## START Given information
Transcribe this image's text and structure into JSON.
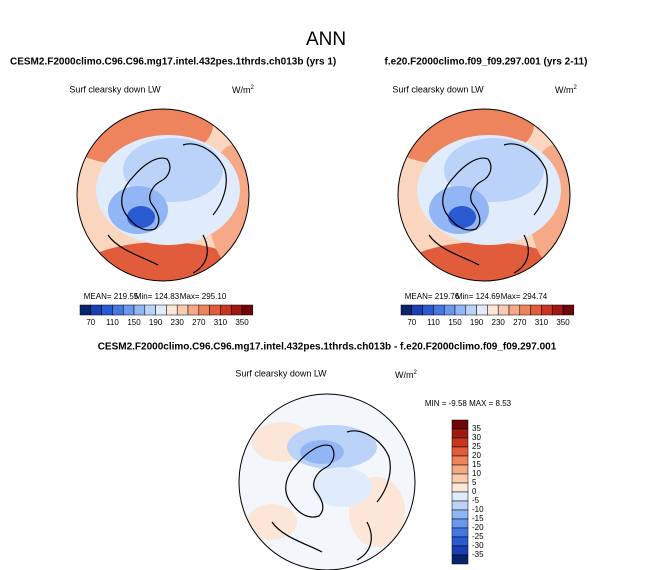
{
  "title": "ANN",
  "panels": [
    {
      "case": "CESM2.F2000climo.C96.C96.mg17.intel.432pes.1thrds.ch013b (yrs 1)",
      "variable": "Surf clearsky down LW",
      "units": "W/m",
      "units_power": "2",
      "stats": [
        "MEAN= 219.55",
        "Min= 124.83",
        "Max= 295.10"
      ],
      "colorbar": {
        "labels": [
          70,
          110,
          150,
          190,
          230,
          270,
          310,
          350
        ]
      }
    },
    {
      "case": "f.e20.F2000climo.f09_f09.297.001 (yrs 2-11)",
      "variable": "Surf clearsky down LW",
      "units": "W/m",
      "units_power": "2",
      "stats": [
        "MEAN= 219.76",
        "Min= 124.69",
        "Max= 294.74"
      ],
      "colorbar": {
        "labels": [
          70,
          110,
          150,
          190,
          230,
          270,
          310,
          350
        ]
      }
    }
  ],
  "difference": {
    "case": "CESM2.F2000climo.C96.C96.mg17.intel.432pes.1thrds.ch013b - f.e20.F2000climo.f09_f09.297.001",
    "variable": "Surf clearsky down LW",
    "units": "W/m",
    "units_power": "2",
    "stats": "MIN =  -9.58 MAX =   8.53",
    "colorbar": {
      "labels": [
        35,
        30,
        25,
        20,
        15,
        10,
        5,
        0,
        -5,
        -10,
        -15,
        -20,
        -25,
        -30,
        -35
      ]
    }
  }
}
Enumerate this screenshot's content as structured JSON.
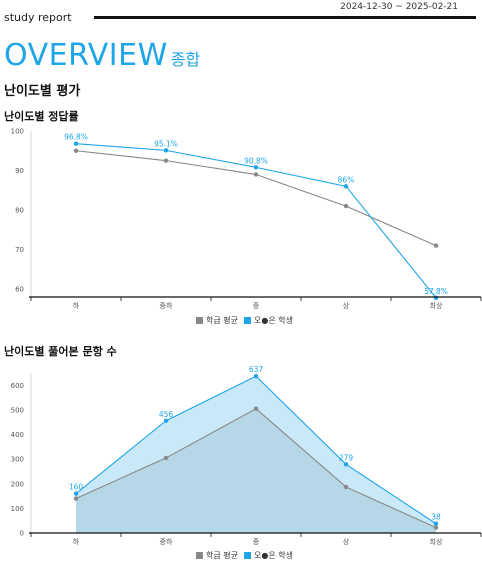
{
  "header": {
    "brand": "study report",
    "date_range": "2024-12-30 ~ 2025-02-21"
  },
  "overview": {
    "title": "OVERVIEW",
    "subtitle": "종합"
  },
  "section_title": "난이도별 평가",
  "colors": {
    "accent": "#1ea5e8",
    "average": "#888888",
    "area_student": "#c9e9f8",
    "area_average": "#b6d7e7"
  },
  "chart_data": [
    {
      "type": "line",
      "title": "난이도별 정답률",
      "categories": [
        "하",
        "중하",
        "중",
        "상",
        "최상"
      ],
      "ylim": [
        58,
        100
      ],
      "yticks": [
        60,
        70,
        80,
        90,
        100
      ],
      "grid": false,
      "legend_position": "bottom-center",
      "series": [
        {
          "name": "학급 평균",
          "values": [
            95,
            92.5,
            89,
            81,
            71
          ]
        },
        {
          "name": "오●은 학생",
          "values": [
            96.8,
            95.1,
            90.8,
            86,
            57.8
          ],
          "labels": [
            "96.8%",
            "95.1%",
            "90.8%",
            "86%",
            "57.8%"
          ]
        }
      ]
    },
    {
      "type": "area",
      "title": "난이도별 풀어본 문항 수",
      "categories": [
        "하",
        "중하",
        "중",
        "상",
        "최상"
      ],
      "ylim": [
        0,
        650
      ],
      "yticks": [
        0,
        100,
        200,
        300,
        400,
        500,
        600
      ],
      "grid": false,
      "legend_position": "bottom-center",
      "series": [
        {
          "name": "학급 평균",
          "values": [
            140,
            305,
            505,
            187,
            22
          ]
        },
        {
          "name": "오●은 학생",
          "values": [
            160,
            456,
            637,
            279,
            38
          ],
          "labels": [
            "160",
            "456",
            "637",
            "279",
            "38"
          ]
        }
      ]
    }
  ]
}
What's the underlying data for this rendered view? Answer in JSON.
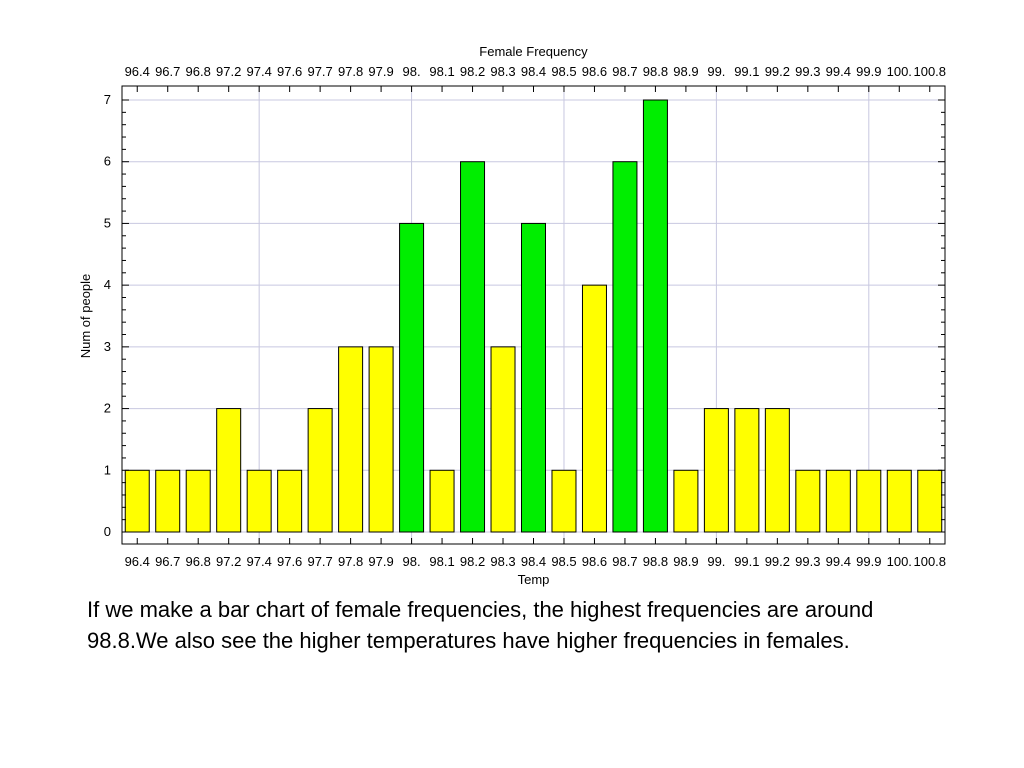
{
  "chart_data": {
    "type": "bar",
    "title": "Female Frequency",
    "xlabel": "Temp",
    "ylabel": "Num of people",
    "categories": [
      "96.4",
      "96.7",
      "96.8",
      "97.2",
      "97.4",
      "97.6",
      "97.7",
      "97.8",
      "97.9",
      "98.",
      "98.1",
      "98.2",
      "98.3",
      "98.4",
      "98.5",
      "98.6",
      "98.7",
      "98.8",
      "98.9",
      "99.",
      "99.1",
      "99.2",
      "99.3",
      "99.4",
      "99.9",
      "100.",
      "100.8"
    ],
    "values": [
      1,
      1,
      1,
      2,
      1,
      1,
      2,
      3,
      3,
      5,
      1,
      6,
      3,
      5,
      1,
      4,
      6,
      7,
      1,
      2,
      2,
      2,
      1,
      1,
      1,
      1,
      1
    ],
    "highlighted": [
      false,
      false,
      false,
      false,
      false,
      false,
      false,
      false,
      false,
      true,
      false,
      true,
      false,
      true,
      false,
      false,
      true,
      true,
      false,
      false,
      false,
      false,
      false,
      false,
      false,
      false,
      false
    ],
    "ylim": [
      0,
      7
    ],
    "yticks": [
      0,
      1,
      2,
      3,
      4,
      5,
      6,
      7
    ],
    "grid": true,
    "tick_labels_top_and_bottom": true,
    "colors": {
      "bar": "#ffff00",
      "bar_highlight": "#00ee00",
      "bar_outline": "#000000",
      "grid": "#c8c8e0",
      "axis": "#000000"
    }
  },
  "caption": "If we make a bar chart of female frequencies, the highest frequencies are around 98.8.We also see the higher temperatures have higher frequencies in females."
}
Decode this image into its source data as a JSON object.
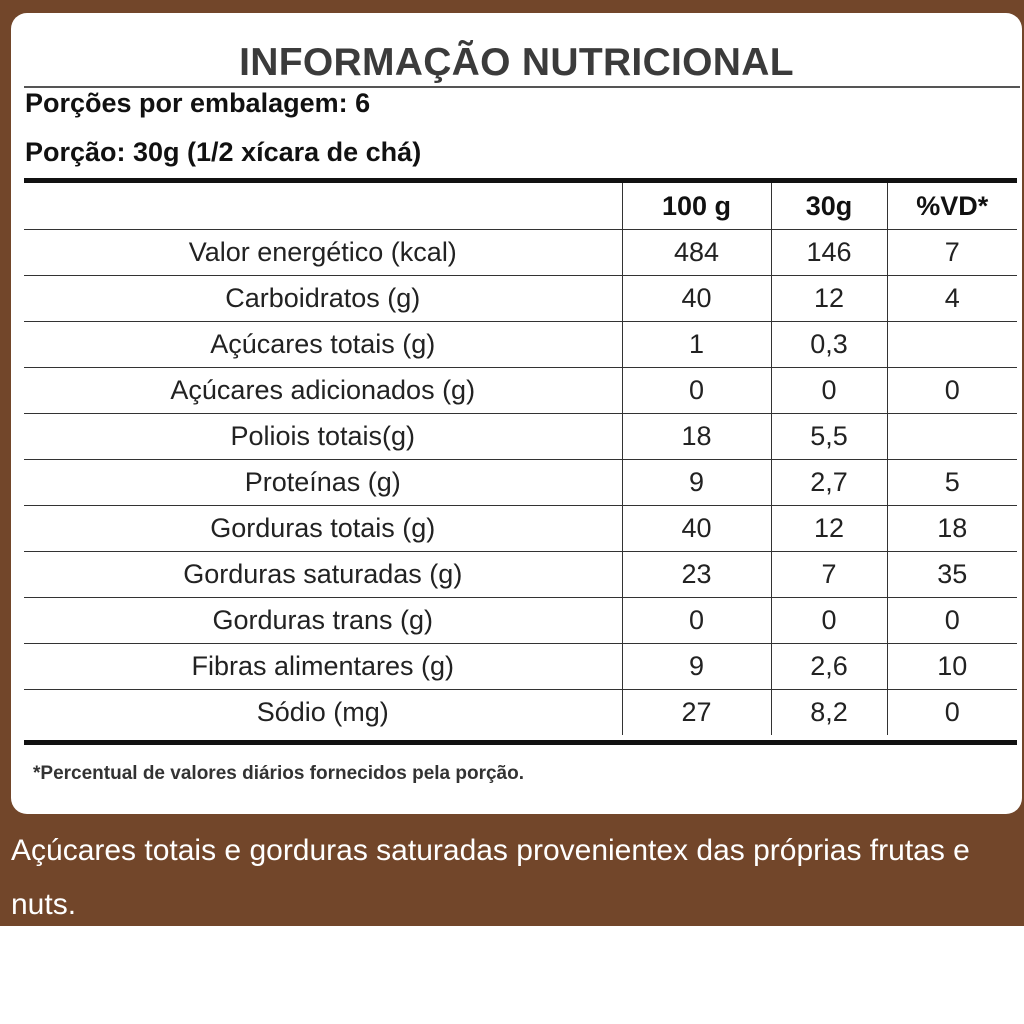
{
  "title": "INFORMAÇÃO NUTRICIONAL",
  "servings_per_package": "Porções por embalagem: 6",
  "serving_size": "Porção: 30g (1/2 xícara de chá)",
  "columns": [
    "",
    "100 g",
    "30g",
    "%VD*"
  ],
  "rows": [
    [
      "Valor energético (kcal)",
      "484",
      "146",
      "7"
    ],
    [
      "Carboidratos (g)",
      "40",
      "12",
      "4"
    ],
    [
      "Açúcares totais (g)",
      "1",
      "0,3",
      ""
    ],
    [
      "Açúcares adicionados (g)",
      "0",
      "0",
      "0"
    ],
    [
      "Poliois totais(g)",
      "18",
      "5,5",
      ""
    ],
    [
      "Proteínas (g)",
      "9",
      "2,7",
      "5"
    ],
    [
      "Gorduras totais (g)",
      "40",
      "12",
      "18"
    ],
    [
      "Gorduras saturadas (g)",
      "23",
      "7",
      "35"
    ],
    [
      "Gorduras trans (g)",
      "0",
      "0",
      "0"
    ],
    [
      "Fibras alimentares (g)",
      "9",
      "2,6",
      "10"
    ],
    [
      "Sódio (mg)",
      "27",
      "8,2",
      "0"
    ]
  ],
  "footnote": "*Percentual de valores diários fornecidos pela porção.",
  "caption": "Açúcares totais e gorduras saturadas provenientex das próprias frutas e nuts.",
  "colors": {
    "background": "#72462a",
    "label": "#ffffff",
    "text": "#222222"
  }
}
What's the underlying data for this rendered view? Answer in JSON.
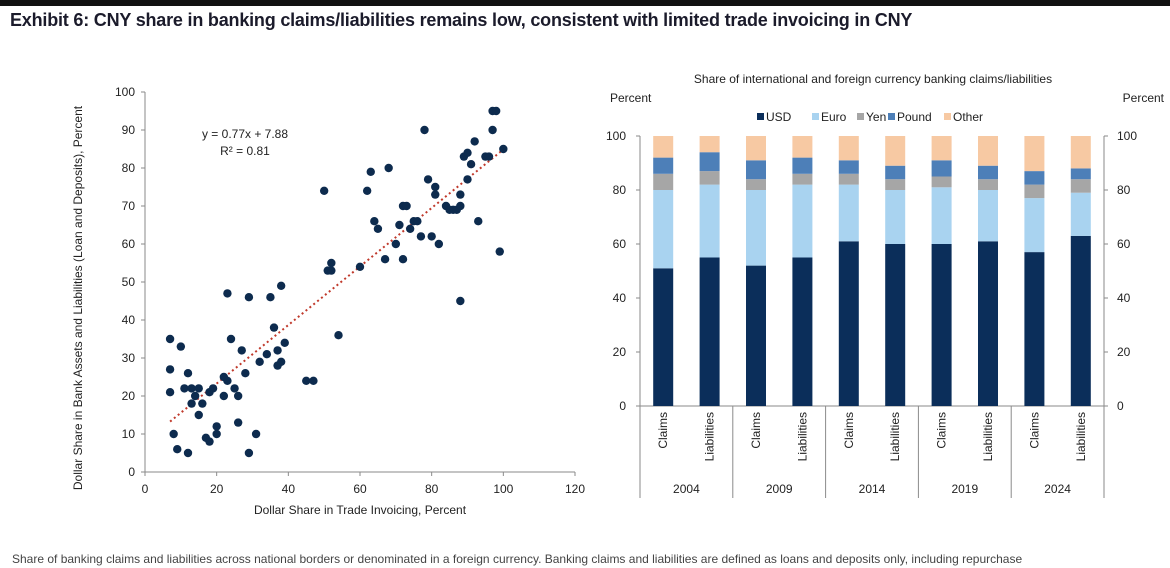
{
  "exhibit_title": "Exhibit 6: CNY share in banking claims/liabilities remains low, consistent with limited trade invoicing in CNY",
  "footnote": "Share of banking claims and liabilities across national borders or denominated in a foreign currency. Banking claims and liabilities are defined as loans and deposits only, including repurchase",
  "colors": {
    "scatter_point": "#0d2b4e",
    "trendline": "#c0392b",
    "usd": "#0b2e5a",
    "euro": "#a9d3f0",
    "yen": "#a6a6a6",
    "pound": "#4d7fb8",
    "other": "#f7c9a3"
  },
  "chart_data": [
    {
      "type": "scatter",
      "title": "",
      "xlabel": "Dollar Share in Trade Invoicing, Percent",
      "ylabel": "Dollar Share in Bank Assets and Liabilities (Loan and Deposits), Percent",
      "xlim": [
        0,
        120
      ],
      "ylim": [
        0,
        100
      ],
      "xticks": [
        "0",
        "20",
        "40",
        "60",
        "80",
        "100",
        "120"
      ],
      "yticks": [
        "0",
        "10",
        "20",
        "30",
        "40",
        "50",
        "60",
        "70",
        "80",
        "90",
        "100"
      ],
      "grid": false,
      "trendline": {
        "slope": 0.77,
        "intercept": 7.88,
        "style": "dotted"
      },
      "annotations": [
        "y = 0.77x + 7.88",
        "R² = 0.81"
      ],
      "points": [
        [
          7,
          35
        ],
        [
          7,
          27
        ],
        [
          7,
          21
        ],
        [
          8,
          10
        ],
        [
          9,
          6
        ],
        [
          10,
          33
        ],
        [
          11,
          22
        ],
        [
          12,
          26
        ],
        [
          12,
          5
        ],
        [
          13,
          22
        ],
        [
          13,
          18
        ],
        [
          14,
          20
        ],
        [
          15,
          22
        ],
        [
          15,
          15
        ],
        [
          16,
          18
        ],
        [
          17,
          9
        ],
        [
          18,
          8
        ],
        [
          18,
          21
        ],
        [
          19,
          22
        ],
        [
          20,
          10
        ],
        [
          20,
          12
        ],
        [
          22,
          25
        ],
        [
          22,
          20
        ],
        [
          23,
          24
        ],
        [
          23,
          47
        ],
        [
          24,
          35
        ],
        [
          25,
          22
        ],
        [
          26,
          20
        ],
        [
          26,
          13
        ],
        [
          27,
          32
        ],
        [
          28,
          26
        ],
        [
          29,
          5
        ],
        [
          29,
          46
        ],
        [
          31,
          10
        ],
        [
          32,
          29
        ],
        [
          34,
          31
        ],
        [
          35,
          46
        ],
        [
          36,
          38
        ],
        [
          37,
          32
        ],
        [
          37,
          28
        ],
        [
          38,
          29
        ],
        [
          38,
          49
        ],
        [
          39,
          34
        ],
        [
          45,
          24
        ],
        [
          47,
          24
        ],
        [
          50,
          74
        ],
        [
          51,
          53
        ],
        [
          52,
          55
        ],
        [
          52,
          53
        ],
        [
          54,
          36
        ],
        [
          60,
          54
        ],
        [
          62,
          74
        ],
        [
          63,
          79
        ],
        [
          64,
          66
        ],
        [
          65,
          64
        ],
        [
          67,
          56
        ],
        [
          68,
          80
        ],
        [
          70,
          60
        ],
        [
          71,
          65
        ],
        [
          72,
          56
        ],
        [
          72,
          70
        ],
        [
          73,
          70
        ],
        [
          74,
          64
        ],
        [
          75,
          66
        ],
        [
          76,
          66
        ],
        [
          77,
          62
        ],
        [
          78,
          90
        ],
        [
          79,
          77
        ],
        [
          80,
          62
        ],
        [
          81,
          73
        ],
        [
          81,
          75
        ],
        [
          82,
          60
        ],
        [
          84,
          70
        ],
        [
          85,
          69
        ],
        [
          86,
          69
        ],
        [
          87,
          69
        ],
        [
          88,
          45
        ],
        [
          88,
          73
        ],
        [
          88,
          70
        ],
        [
          89,
          83
        ],
        [
          90,
          84
        ],
        [
          90,
          77
        ],
        [
          91,
          81
        ],
        [
          92,
          87
        ],
        [
          93,
          66
        ],
        [
          95,
          83
        ],
        [
          96,
          83
        ],
        [
          97,
          90
        ],
        [
          97,
          95
        ],
        [
          98,
          95
        ],
        [
          99,
          58
        ],
        [
          100,
          85
        ]
      ]
    },
    {
      "type": "bar",
      "stacked": true,
      "title": "Share of international and foreign currency banking claims/liabilities",
      "ylabel_left": "Percent",
      "ylabel_right": "Percent",
      "ylim": [
        0,
        100
      ],
      "yticks": [
        "0",
        "20",
        "40",
        "60",
        "80",
        "100"
      ],
      "legend_position": "top",
      "grid": false,
      "categories": [
        "Claims",
        "Liabilities",
        "Claims",
        "Liabilities",
        "Claims",
        "Liabilities",
        "Claims",
        "Liabilities",
        "Claims",
        "Liabilities"
      ],
      "groups": [
        "2004",
        "2009",
        "2014",
        "2019",
        "2024"
      ],
      "series": [
        {
          "name": "USD",
          "values": [
            51,
            55,
            52,
            55,
            61,
            60,
            60,
            61,
            57,
            63
          ]
        },
        {
          "name": "Euro",
          "values": [
            29,
            27,
            28,
            27,
            21,
            20,
            21,
            19,
            20,
            16
          ]
        },
        {
          "name": "Yen",
          "values": [
            6,
            5,
            4,
            4,
            4,
            4,
            4,
            4,
            5,
            5
          ]
        },
        {
          "name": "Pound",
          "values": [
            6,
            7,
            7,
            6,
            5,
            5,
            6,
            5,
            5,
            4
          ]
        },
        {
          "name": "Other",
          "values": [
            8,
            6,
            9,
            8,
            9,
            11,
            9,
            11,
            13,
            12
          ]
        }
      ]
    }
  ]
}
## END Given information
### Task details
Return a copy of every line that includes the word "type".

### Exercise answer
      "type": "line",
      "type": "area",
    "type": "bar",
      "type": "scatter",
      "type": "bar",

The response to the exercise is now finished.